Identify the lines bearing the string "strikethrough" and gather them.

═══

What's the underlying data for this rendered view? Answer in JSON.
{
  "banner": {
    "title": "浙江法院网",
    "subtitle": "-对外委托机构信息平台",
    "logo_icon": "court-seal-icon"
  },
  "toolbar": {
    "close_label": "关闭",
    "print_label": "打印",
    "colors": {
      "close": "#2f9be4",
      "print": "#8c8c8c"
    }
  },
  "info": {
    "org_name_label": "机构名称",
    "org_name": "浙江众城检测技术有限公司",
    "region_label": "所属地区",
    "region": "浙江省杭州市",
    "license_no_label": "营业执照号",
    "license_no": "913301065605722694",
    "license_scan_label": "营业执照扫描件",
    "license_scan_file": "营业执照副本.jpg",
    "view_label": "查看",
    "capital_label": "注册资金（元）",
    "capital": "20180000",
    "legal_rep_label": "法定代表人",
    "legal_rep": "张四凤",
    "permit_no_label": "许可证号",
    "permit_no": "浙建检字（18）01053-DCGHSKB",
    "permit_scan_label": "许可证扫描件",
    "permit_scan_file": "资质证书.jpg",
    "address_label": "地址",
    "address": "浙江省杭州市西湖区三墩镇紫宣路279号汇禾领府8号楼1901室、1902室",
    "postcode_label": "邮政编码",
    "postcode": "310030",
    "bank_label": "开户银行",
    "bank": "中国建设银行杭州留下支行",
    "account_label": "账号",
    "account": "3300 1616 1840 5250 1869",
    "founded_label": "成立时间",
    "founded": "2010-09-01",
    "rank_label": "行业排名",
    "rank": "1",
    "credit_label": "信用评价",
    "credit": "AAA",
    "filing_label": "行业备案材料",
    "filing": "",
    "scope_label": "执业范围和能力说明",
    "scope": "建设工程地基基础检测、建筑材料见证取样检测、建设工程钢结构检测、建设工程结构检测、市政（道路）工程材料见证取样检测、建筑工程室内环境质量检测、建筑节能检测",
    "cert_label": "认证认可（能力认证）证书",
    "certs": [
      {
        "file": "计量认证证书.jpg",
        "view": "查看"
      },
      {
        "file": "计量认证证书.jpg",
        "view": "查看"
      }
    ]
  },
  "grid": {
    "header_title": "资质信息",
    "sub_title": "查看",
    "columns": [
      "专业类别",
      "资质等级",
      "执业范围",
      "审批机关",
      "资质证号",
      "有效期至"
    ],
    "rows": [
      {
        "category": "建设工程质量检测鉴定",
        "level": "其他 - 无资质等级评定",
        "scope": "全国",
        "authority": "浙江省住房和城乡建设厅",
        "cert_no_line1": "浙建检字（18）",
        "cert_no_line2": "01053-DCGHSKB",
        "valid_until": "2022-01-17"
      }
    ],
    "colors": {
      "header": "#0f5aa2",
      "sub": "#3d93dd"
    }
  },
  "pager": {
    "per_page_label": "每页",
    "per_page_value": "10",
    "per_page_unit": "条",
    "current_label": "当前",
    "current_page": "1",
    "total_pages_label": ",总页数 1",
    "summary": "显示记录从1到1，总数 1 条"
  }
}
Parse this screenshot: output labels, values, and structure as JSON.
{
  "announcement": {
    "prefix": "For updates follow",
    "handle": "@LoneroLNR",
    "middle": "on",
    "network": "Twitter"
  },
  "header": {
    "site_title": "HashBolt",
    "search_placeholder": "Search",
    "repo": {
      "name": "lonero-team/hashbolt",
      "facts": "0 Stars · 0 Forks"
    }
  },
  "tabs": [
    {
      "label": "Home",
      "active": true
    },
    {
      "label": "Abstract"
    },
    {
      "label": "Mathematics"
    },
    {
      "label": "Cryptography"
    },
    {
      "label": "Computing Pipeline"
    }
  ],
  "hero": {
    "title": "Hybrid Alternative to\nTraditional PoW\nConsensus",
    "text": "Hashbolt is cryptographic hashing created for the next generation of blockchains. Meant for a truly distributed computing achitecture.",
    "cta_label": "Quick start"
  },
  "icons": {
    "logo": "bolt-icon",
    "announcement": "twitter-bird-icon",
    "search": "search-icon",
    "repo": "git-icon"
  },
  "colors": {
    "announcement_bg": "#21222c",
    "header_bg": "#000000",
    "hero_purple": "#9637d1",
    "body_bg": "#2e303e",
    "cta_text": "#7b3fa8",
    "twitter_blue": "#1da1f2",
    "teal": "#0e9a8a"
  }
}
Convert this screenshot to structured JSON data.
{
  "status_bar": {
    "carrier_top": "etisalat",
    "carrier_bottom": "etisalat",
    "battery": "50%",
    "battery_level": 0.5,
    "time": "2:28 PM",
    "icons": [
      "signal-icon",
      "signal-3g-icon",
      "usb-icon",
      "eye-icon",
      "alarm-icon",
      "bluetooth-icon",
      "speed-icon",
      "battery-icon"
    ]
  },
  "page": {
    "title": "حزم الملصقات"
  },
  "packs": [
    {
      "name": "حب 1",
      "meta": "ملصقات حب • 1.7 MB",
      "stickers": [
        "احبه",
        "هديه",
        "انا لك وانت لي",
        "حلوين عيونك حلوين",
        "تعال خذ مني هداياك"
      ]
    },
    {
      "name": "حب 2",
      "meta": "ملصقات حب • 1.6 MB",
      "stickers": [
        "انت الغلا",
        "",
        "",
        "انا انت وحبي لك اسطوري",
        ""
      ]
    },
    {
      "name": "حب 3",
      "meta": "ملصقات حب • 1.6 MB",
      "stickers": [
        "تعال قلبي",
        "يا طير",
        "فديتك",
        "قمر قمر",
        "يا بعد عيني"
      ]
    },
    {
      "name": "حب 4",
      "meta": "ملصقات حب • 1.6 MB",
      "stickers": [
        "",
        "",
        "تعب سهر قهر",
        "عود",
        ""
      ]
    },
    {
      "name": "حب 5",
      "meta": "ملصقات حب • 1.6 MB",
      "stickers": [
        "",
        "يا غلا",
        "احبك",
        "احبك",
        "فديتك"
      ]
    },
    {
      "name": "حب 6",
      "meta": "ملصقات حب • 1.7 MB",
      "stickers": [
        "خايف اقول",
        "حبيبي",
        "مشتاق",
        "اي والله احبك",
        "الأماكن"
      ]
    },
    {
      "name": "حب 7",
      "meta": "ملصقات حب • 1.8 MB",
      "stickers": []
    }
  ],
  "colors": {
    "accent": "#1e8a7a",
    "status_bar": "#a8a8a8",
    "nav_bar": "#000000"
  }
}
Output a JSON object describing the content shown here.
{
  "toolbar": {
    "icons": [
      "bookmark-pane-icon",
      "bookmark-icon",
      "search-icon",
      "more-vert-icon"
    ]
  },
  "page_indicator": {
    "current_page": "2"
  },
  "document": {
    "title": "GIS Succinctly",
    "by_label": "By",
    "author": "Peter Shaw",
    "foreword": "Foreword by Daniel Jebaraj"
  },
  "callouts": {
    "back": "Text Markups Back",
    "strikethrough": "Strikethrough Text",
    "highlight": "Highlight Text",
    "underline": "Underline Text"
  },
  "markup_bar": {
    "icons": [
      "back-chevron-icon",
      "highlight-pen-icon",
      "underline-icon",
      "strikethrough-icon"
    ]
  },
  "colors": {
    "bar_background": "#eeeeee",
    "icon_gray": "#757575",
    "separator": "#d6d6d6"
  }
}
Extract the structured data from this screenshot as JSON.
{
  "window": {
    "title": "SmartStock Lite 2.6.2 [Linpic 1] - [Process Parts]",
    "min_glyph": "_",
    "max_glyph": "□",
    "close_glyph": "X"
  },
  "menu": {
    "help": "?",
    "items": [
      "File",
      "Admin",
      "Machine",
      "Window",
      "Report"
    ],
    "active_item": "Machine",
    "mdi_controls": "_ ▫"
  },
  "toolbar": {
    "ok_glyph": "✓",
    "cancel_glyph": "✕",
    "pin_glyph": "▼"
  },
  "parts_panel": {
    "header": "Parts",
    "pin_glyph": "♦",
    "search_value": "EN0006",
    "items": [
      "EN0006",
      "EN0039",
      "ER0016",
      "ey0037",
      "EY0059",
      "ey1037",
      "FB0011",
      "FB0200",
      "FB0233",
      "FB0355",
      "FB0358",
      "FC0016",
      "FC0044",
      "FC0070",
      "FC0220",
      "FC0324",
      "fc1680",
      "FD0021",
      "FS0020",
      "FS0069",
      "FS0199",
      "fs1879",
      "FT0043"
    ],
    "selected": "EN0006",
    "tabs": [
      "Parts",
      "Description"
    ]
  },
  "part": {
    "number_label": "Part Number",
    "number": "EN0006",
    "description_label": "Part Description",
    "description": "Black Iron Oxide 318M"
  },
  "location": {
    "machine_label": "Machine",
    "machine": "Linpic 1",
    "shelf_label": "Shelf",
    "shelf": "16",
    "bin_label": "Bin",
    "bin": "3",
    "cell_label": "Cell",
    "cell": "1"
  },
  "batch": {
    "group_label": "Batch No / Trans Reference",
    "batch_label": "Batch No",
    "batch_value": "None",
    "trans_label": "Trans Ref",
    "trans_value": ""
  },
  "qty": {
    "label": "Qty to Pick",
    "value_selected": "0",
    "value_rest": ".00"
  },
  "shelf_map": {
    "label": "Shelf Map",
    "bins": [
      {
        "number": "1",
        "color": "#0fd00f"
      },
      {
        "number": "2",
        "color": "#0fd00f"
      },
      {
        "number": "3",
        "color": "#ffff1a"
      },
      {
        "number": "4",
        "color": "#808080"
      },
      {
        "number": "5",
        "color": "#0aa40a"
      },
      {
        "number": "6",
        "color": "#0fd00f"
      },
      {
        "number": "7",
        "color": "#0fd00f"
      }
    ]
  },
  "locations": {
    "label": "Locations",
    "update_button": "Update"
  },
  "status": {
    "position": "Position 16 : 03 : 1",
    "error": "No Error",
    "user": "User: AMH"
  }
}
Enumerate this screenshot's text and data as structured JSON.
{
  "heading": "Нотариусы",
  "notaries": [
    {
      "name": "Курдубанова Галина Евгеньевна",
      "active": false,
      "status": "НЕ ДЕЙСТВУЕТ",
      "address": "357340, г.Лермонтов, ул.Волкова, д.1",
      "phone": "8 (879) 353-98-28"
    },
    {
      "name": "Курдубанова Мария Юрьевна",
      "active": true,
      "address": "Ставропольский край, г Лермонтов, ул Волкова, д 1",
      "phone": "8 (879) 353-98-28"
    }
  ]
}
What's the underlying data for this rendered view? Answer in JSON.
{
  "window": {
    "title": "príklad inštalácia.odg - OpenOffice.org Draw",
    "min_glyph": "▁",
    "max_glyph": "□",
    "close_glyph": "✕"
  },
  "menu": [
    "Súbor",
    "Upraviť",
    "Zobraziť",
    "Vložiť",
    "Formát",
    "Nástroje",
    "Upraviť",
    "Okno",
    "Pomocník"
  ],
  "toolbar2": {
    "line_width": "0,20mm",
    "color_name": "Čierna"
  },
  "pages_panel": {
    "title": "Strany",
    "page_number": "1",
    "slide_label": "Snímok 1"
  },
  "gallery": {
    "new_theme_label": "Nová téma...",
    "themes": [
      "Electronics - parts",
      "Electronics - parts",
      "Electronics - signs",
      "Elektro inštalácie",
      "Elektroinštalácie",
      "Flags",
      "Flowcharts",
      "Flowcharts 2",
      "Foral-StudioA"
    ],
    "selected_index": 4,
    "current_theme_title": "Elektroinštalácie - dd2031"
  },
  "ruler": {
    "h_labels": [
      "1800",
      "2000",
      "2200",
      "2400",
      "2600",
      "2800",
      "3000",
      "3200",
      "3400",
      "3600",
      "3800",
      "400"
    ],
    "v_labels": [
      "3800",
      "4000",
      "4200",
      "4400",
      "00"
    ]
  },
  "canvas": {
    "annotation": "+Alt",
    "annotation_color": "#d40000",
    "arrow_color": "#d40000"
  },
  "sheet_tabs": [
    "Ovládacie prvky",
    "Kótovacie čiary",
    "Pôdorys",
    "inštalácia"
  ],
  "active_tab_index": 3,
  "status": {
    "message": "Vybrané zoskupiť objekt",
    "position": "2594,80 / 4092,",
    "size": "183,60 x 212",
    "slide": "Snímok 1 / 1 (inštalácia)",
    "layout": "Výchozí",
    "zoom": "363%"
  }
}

═══

● THE REPLY:
    "strikethrough": "Strikethrough Text",
      "strikethrough-icon"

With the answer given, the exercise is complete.